■ **Short task**
Report every line from the material that contains the word "name".

[Dataset content start]

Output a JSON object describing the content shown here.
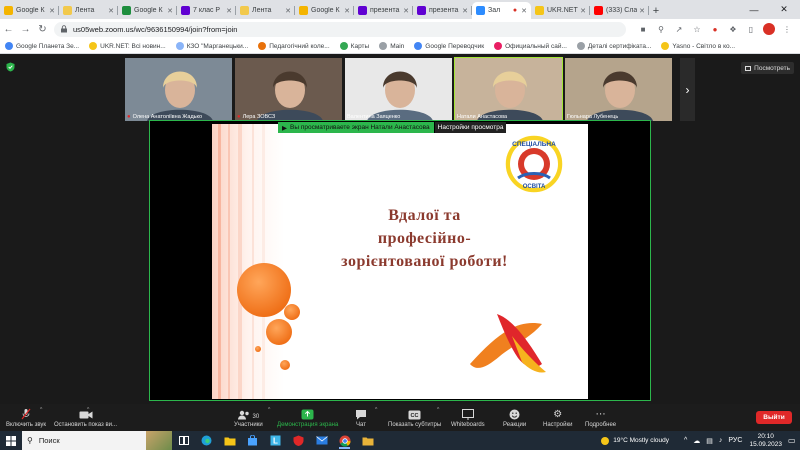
{
  "browser": {
    "tabs": [
      {
        "label": "Google К",
        "icon": "google-drive-icon",
        "color": "#f4b400",
        "active": false
      },
      {
        "label": "Лента",
        "icon": "lenta-icon",
        "color": "#f2c94c",
        "active": false
      },
      {
        "label": "Google К",
        "icon": "google-classroom-icon",
        "color": "#1e8e3e",
        "active": false
      },
      {
        "label": "7 клас Р",
        "icon": "yahoo-icon",
        "color": "#6001d2",
        "active": false
      },
      {
        "label": "Лента",
        "icon": "lenta-icon",
        "color": "#f2c94c",
        "active": false
      },
      {
        "label": "Google К",
        "icon": "google-drive-icon",
        "color": "#f4b400",
        "active": false
      },
      {
        "label": "презента",
        "icon": "yahoo-icon",
        "color": "#6001d2",
        "active": false
      },
      {
        "label": "презента",
        "icon": "yahoo-icon",
        "color": "#6001d2",
        "active": false
      },
      {
        "label": "Зал",
        "icon": "zoom-icon",
        "color": "#2d8cff",
        "active": true
      },
      {
        "label": "UKR.NET",
        "icon": "ukrnet-icon",
        "color": "#f5c518",
        "active": false
      },
      {
        "label": "(333) Сла",
        "icon": "youtube-icon",
        "color": "#ff0000",
        "active": false
      }
    ],
    "url": "us05web.zoom.us/wc/9636150994/join?from=join",
    "bookmarks": [
      {
        "label": "Google Планета Зе...",
        "color": "#4285f4"
      },
      {
        "label": "UKR.NET: Всі новин...",
        "color": "#f5c518"
      },
      {
        "label": "КЗО \"Марганецьки...",
        "color": "#8ab4f8"
      },
      {
        "label": "Педагогічний колe...",
        "color": "#e8710a"
      },
      {
        "label": "Карты",
        "color": "#34a853"
      },
      {
        "label": "Main",
        "color": "#9aa0a6"
      },
      {
        "label": "Google Переводчик",
        "color": "#4285f4"
      },
      {
        "label": "Официальный сай...",
        "color": "#e91e63"
      },
      {
        "label": "Деталі сертифіката...",
        "color": "#9aa0a6"
      },
      {
        "label": "Yasno - Світло в ко...",
        "color": "#f5c518"
      }
    ]
  },
  "zoom": {
    "view_button": "Посмотреть",
    "participants": [
      {
        "name": "Олена Анатоліївна Жадько",
        "muted": true,
        "bg": "#7d8a96"
      },
      {
        "name": "Лера ЗОВСЗ",
        "muted": true,
        "bg": "#6b5a4e"
      },
      {
        "name": "Валентина Заяценко",
        "muted": false,
        "bg": "#e8e8e8"
      },
      {
        "name": "Натали Анастасова",
        "muted": false,
        "bg": "#c7b39b"
      },
      {
        "name": "Гюльнара Лубенець",
        "muted": false,
        "bg": "#b5a48c"
      }
    ],
    "share_notice": "Вы просматриваете экран Натали Анастасова",
    "view_settings": "Настройки просмотра",
    "slide": {
      "title_lines": [
        "Вдалої та",
        "професійно-",
        "зорієнтованої роботи!"
      ],
      "logo_text_top": "СПЕЦІАЛЬНА",
      "logo_text_bottom": "ОСВІТА"
    },
    "toolbar": {
      "unmute": "Включить звук",
      "stop_video": "Остановить показ ви...",
      "participants": "Участники",
      "participants_count": "30",
      "share_screen": "Демонстрация экрана",
      "chat": "Чат",
      "subtitles": "Показать субтитры",
      "whiteboards": "Whiteboards",
      "reactions": "Реакции",
      "settings": "Настройки",
      "more": "Подробнее",
      "leave": "Выйти"
    }
  },
  "taskbar": {
    "search_placeholder": "Поиск",
    "weather": "19°C  Mostly cloudy",
    "language": "РУС",
    "time": "20:10",
    "date": "15.09.2023"
  },
  "colors": {
    "zoom_green": "#2cb64c",
    "leave_red": "#e02828",
    "slide_title": "#8b3a2e",
    "slide_circle": "#f47b20"
  }
}
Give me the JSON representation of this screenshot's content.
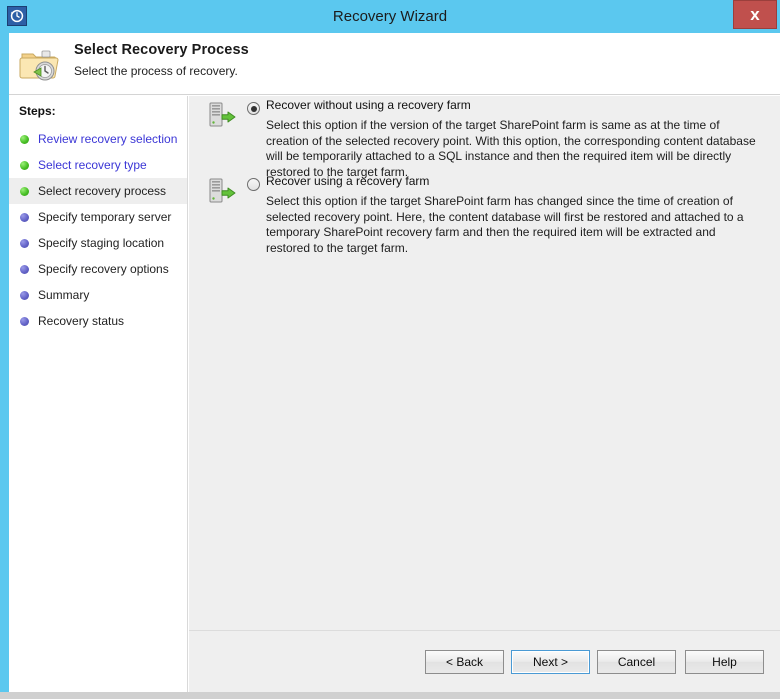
{
  "window": {
    "title": "Recovery Wizard",
    "close_label": "x",
    "app_icon": "clock-restore-icon",
    "title_bar_color": "#5bc8ef",
    "close_button_color": "#c0504d"
  },
  "header": {
    "icon": "folder-clock-icon",
    "title": "Select Recovery Process",
    "subtitle": "Select the process of recovery."
  },
  "sidebar": {
    "label": "Steps:",
    "items": [
      {
        "label": "Review recovery selection",
        "state": "done",
        "link": true
      },
      {
        "label": "Select recovery type",
        "state": "done",
        "link": true
      },
      {
        "label": "Select recovery process",
        "state": "done",
        "link": false,
        "current": true
      },
      {
        "label": "Specify temporary server",
        "state": "todo",
        "link": false
      },
      {
        "label": "Specify staging location",
        "state": "todo",
        "link": false
      },
      {
        "label": "Specify recovery options",
        "state": "todo",
        "link": false
      },
      {
        "label": "Summary",
        "state": "todo",
        "link": false
      },
      {
        "label": "Recovery status",
        "state": "todo",
        "link": false
      }
    ],
    "bullet_done_color": "#49c026",
    "bullet_todo_color": "#6464c8",
    "link_color": "#3b36d6",
    "current_row_background": "#eeeeee"
  },
  "main": {
    "options": [
      {
        "icon": "server-restore-icon",
        "label": "Recover without using a recovery farm",
        "selected": true,
        "description": "Select this option if the version of the target SharePoint farm is same as at the time of creation of the selected recovery point. With this option, the corresponding content database will be temporarily attached to a SQL instance and then the required item will be directly restored to the target farm."
      },
      {
        "icon": "server-restore-icon",
        "label": "Recover using a recovery farm",
        "selected": false,
        "description": "Select this option if the target SharePoint farm has changed since the time of creation of selected recovery point. Here, the content database will first be restored and attached to a temporary SharePoint recovery farm and then the required item will be extracted and restored to the target farm."
      }
    ],
    "background_color": "#efefef"
  },
  "buttons": {
    "back": "< Back",
    "next": "Next >",
    "cancel": "Cancel",
    "help": "Help"
  }
}
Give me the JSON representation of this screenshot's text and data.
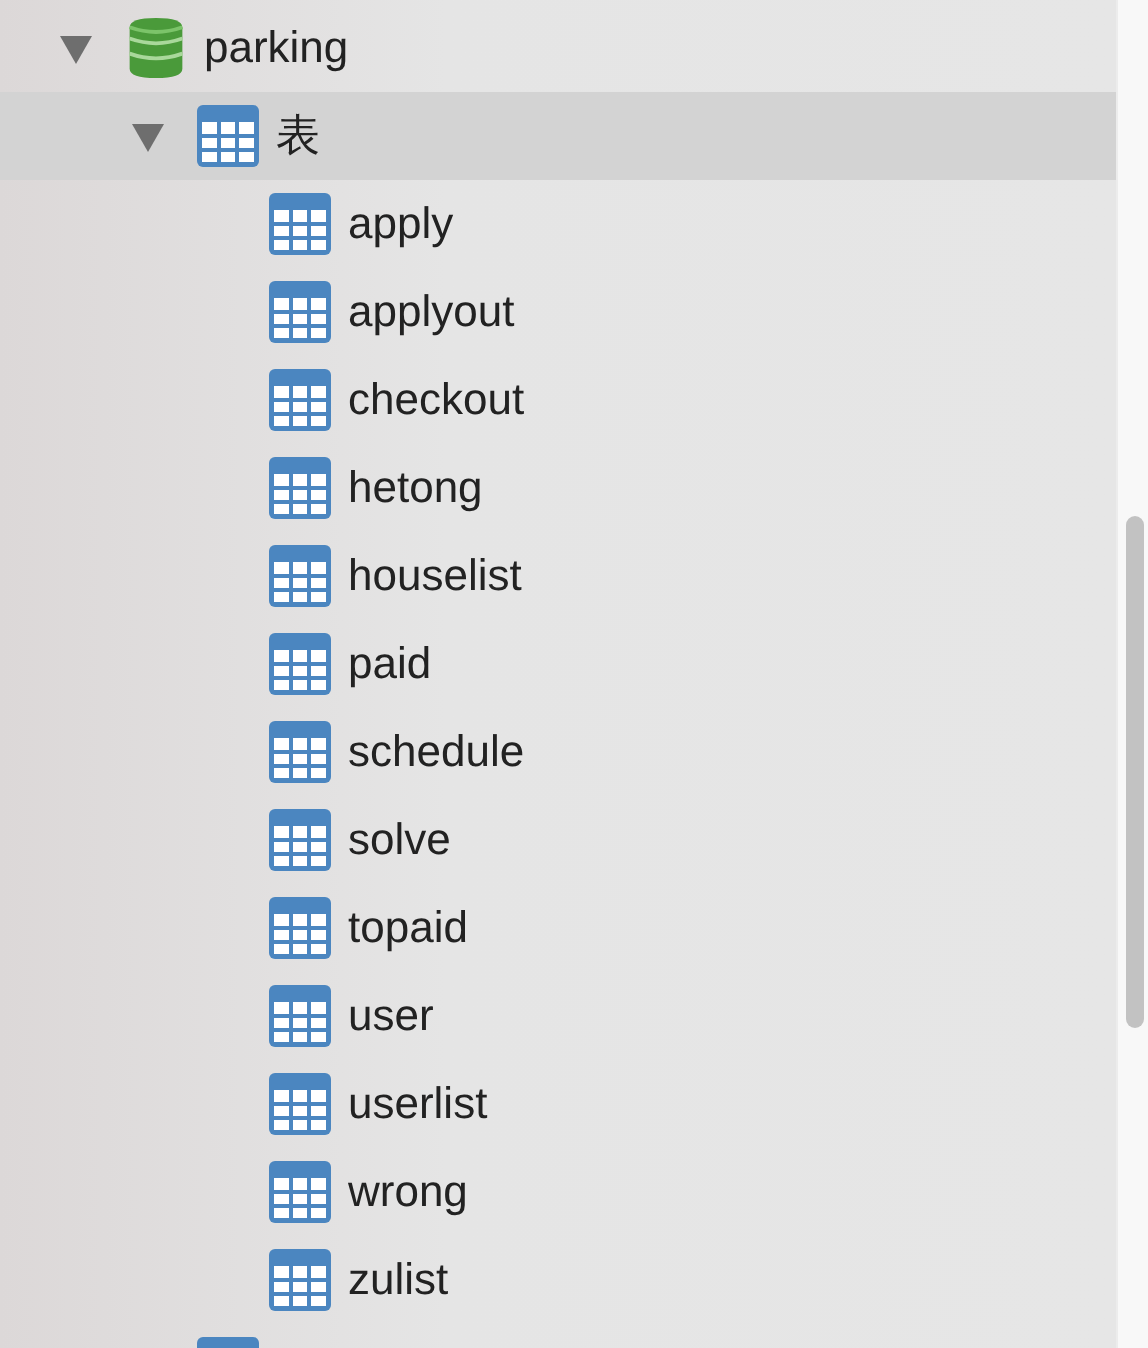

[Dataset content end]

■ **Written response**
        "name": "Олена Анатоліївна Жадько",
        "name": "Лера ЗОВСЗ",
        "name": "Валентина Заяценко",
        "name": "Натали Анастасова",
        "name": "Гюльнара Лубенець",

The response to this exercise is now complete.